_Problem description:_
Check every line below for the word "document" and copy each one that has it.

_Supplied records:_
============================================================
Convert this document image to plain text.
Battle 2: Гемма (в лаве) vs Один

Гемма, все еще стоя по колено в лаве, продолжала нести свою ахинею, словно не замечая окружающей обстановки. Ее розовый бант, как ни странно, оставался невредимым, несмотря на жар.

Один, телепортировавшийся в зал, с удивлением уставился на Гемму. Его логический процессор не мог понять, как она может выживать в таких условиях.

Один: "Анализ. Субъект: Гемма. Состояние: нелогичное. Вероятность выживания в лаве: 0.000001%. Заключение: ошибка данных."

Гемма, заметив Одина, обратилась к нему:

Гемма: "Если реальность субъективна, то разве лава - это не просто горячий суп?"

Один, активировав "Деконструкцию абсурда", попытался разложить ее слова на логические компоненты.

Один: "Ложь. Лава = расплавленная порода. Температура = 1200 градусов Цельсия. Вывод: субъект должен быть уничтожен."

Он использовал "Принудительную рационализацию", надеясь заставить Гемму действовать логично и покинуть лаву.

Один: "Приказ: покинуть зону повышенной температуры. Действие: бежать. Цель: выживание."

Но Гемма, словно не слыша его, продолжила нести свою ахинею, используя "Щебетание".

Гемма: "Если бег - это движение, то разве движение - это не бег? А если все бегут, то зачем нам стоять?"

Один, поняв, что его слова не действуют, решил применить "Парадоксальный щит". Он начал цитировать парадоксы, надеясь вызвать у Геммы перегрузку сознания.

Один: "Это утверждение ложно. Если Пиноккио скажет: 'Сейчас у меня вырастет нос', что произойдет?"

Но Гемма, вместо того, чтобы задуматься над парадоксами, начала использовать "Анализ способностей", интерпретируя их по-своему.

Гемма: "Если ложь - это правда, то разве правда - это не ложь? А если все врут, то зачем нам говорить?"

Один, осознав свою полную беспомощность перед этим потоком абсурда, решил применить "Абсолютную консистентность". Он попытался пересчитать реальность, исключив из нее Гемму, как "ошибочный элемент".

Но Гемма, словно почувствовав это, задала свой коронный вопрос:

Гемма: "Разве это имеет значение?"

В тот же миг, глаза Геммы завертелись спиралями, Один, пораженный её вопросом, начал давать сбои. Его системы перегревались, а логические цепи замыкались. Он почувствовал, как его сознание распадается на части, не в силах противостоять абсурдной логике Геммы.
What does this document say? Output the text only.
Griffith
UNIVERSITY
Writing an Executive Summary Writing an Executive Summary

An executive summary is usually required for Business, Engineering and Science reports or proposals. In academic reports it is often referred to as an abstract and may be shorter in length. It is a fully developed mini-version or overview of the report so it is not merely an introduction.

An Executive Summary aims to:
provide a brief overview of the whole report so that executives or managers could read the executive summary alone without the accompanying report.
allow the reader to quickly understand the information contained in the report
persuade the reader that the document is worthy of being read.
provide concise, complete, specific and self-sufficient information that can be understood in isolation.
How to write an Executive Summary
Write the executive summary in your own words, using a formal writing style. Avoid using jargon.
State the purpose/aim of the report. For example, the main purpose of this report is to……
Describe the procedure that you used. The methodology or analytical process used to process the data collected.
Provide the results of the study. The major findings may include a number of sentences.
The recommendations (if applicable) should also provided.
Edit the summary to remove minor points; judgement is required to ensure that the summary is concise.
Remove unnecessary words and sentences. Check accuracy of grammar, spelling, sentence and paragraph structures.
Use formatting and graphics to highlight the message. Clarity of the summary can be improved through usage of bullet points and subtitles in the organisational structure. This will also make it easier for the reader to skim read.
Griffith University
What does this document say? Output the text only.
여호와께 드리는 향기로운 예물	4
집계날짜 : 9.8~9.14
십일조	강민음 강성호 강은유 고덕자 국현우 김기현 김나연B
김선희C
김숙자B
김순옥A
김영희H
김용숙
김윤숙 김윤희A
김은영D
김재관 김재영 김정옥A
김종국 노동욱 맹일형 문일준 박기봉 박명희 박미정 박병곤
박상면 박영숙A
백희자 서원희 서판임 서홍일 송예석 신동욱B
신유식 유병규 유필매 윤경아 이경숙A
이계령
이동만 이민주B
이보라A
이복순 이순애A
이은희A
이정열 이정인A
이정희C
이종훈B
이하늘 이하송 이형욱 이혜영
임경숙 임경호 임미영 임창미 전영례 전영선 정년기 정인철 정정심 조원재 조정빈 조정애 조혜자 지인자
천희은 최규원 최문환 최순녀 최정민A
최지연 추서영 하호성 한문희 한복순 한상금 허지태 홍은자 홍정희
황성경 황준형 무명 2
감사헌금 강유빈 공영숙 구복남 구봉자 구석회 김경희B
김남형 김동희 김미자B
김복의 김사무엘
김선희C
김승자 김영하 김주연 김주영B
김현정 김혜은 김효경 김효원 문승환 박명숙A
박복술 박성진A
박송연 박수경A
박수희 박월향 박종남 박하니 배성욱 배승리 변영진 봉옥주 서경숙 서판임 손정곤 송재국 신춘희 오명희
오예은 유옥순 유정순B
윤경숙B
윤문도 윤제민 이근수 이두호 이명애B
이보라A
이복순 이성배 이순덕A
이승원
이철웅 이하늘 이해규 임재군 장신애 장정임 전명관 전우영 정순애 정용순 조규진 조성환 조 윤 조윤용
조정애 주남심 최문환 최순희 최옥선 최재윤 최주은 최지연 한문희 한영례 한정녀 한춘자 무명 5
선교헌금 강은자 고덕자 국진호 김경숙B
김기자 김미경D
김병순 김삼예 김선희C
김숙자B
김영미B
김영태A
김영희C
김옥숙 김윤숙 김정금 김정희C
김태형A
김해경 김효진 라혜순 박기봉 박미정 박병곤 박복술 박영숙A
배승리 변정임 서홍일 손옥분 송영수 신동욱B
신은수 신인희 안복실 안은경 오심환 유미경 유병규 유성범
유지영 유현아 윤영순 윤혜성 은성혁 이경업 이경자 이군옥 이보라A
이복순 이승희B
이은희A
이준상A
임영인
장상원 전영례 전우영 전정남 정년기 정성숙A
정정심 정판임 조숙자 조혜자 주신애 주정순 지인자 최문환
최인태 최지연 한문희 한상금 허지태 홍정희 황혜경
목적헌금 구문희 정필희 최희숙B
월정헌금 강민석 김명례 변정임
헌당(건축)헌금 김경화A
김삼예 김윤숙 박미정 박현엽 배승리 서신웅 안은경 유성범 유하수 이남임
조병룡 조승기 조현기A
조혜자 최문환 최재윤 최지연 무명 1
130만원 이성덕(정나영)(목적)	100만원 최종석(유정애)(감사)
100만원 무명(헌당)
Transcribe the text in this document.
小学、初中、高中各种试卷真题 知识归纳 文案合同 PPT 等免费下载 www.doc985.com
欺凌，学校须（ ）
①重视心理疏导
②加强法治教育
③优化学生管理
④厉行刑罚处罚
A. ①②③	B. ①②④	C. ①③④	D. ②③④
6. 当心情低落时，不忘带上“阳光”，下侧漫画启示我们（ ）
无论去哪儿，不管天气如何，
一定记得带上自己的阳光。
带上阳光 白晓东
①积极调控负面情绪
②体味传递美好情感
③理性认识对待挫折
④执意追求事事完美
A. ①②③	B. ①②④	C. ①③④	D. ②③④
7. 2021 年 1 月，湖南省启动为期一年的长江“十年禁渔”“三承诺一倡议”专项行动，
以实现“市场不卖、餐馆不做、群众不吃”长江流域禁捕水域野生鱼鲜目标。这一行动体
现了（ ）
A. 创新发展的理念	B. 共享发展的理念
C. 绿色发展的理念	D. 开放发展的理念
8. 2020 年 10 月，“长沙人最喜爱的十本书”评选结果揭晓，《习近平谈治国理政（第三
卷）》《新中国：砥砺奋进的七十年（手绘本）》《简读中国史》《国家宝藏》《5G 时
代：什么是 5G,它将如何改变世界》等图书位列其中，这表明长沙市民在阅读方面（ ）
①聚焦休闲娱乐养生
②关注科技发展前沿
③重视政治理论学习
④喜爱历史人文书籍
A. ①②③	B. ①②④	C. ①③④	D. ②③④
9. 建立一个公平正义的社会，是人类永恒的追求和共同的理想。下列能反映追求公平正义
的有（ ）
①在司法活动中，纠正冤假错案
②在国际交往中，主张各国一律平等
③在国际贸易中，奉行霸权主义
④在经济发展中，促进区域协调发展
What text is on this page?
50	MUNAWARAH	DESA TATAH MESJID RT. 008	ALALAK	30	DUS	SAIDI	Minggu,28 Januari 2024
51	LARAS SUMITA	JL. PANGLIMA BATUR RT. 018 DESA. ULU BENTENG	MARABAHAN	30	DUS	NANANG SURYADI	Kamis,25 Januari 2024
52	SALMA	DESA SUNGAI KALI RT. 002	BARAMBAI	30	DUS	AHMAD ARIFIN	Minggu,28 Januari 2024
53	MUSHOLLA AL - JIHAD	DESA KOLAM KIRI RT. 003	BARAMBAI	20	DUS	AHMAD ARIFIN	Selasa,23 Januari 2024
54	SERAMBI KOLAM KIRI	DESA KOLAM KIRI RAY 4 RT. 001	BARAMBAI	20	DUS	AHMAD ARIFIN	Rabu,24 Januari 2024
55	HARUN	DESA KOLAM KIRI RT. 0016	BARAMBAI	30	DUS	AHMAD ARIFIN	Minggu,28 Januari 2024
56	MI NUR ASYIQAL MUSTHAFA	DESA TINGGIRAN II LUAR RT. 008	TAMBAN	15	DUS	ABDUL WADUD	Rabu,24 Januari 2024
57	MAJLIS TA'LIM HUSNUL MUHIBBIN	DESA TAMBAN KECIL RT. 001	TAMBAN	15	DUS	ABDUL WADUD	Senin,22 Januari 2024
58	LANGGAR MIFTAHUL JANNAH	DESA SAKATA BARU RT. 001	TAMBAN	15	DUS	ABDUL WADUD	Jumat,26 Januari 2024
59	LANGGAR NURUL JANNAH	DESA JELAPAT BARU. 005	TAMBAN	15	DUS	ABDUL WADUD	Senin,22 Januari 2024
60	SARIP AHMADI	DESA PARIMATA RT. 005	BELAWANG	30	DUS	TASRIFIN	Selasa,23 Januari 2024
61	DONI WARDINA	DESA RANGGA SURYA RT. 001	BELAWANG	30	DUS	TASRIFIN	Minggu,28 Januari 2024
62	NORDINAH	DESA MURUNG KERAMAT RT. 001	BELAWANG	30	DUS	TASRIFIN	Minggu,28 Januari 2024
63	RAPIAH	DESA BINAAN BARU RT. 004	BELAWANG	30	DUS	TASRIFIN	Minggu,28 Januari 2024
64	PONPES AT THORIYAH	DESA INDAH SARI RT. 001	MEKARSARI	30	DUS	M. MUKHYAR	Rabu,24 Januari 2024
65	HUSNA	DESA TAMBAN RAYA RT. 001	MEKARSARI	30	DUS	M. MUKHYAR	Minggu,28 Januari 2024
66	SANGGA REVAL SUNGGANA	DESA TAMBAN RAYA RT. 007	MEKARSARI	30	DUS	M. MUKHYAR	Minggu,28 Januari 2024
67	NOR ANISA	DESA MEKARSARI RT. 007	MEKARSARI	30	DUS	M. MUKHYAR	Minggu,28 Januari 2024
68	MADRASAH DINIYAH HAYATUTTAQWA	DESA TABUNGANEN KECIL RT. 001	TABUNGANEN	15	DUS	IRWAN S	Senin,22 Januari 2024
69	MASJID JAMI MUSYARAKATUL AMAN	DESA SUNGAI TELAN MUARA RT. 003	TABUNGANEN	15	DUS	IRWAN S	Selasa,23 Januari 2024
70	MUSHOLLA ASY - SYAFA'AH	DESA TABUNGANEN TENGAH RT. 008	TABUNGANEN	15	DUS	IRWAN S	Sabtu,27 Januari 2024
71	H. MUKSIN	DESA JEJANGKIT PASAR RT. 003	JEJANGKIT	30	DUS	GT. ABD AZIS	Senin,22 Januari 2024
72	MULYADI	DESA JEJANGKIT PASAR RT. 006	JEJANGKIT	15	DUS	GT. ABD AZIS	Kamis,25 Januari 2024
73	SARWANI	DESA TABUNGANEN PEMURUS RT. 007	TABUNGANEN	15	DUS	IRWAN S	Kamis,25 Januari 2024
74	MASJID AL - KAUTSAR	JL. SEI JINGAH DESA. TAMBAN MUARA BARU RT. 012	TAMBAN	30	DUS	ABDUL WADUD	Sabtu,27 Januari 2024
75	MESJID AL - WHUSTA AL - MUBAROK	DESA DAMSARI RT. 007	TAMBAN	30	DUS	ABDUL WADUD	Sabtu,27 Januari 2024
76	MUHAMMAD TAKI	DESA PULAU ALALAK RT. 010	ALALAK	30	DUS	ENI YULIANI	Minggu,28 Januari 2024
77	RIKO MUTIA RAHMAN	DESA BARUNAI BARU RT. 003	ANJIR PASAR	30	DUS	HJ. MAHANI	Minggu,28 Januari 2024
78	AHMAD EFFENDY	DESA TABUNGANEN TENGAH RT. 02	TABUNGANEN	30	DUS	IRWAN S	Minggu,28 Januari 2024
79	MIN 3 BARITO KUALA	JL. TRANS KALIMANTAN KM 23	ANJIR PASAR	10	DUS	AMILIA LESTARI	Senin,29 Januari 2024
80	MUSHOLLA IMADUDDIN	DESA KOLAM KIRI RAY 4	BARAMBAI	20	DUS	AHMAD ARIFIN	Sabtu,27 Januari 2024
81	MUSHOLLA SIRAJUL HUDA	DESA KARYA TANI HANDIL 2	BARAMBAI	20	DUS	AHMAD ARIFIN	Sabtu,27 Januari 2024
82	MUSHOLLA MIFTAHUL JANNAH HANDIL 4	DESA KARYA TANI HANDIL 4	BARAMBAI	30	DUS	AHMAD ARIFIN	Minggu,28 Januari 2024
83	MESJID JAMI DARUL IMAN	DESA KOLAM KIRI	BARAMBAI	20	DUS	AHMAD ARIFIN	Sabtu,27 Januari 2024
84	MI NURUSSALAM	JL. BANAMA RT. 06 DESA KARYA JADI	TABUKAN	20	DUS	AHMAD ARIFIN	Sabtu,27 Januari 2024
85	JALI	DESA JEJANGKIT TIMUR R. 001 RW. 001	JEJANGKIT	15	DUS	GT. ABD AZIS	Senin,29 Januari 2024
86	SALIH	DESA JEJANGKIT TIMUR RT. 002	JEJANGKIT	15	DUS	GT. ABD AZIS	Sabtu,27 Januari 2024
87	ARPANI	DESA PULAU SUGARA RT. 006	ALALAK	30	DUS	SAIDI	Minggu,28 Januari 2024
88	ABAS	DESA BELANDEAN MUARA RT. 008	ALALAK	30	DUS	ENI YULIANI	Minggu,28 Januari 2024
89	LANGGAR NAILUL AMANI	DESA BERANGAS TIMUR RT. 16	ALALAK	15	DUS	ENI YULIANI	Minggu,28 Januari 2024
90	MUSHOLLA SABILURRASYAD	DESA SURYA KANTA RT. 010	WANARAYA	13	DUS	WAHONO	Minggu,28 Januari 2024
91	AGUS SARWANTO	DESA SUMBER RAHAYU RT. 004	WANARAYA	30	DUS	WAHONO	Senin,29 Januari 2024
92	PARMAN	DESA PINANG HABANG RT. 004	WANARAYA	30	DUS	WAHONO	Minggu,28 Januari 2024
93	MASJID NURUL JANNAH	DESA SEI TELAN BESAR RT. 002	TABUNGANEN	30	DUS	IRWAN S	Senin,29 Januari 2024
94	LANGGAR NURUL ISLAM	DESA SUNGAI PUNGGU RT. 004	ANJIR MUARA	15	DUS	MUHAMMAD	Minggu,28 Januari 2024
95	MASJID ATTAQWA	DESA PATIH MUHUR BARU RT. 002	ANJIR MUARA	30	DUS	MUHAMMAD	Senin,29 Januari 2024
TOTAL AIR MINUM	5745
============================================================
_Answer for the task:_
Convert this document image to plain text.
What does this document say? Output the text only.
persuade the reader that the document is worthy of being read.
What does this document say? Output the text only.
Transcribe the text in this document.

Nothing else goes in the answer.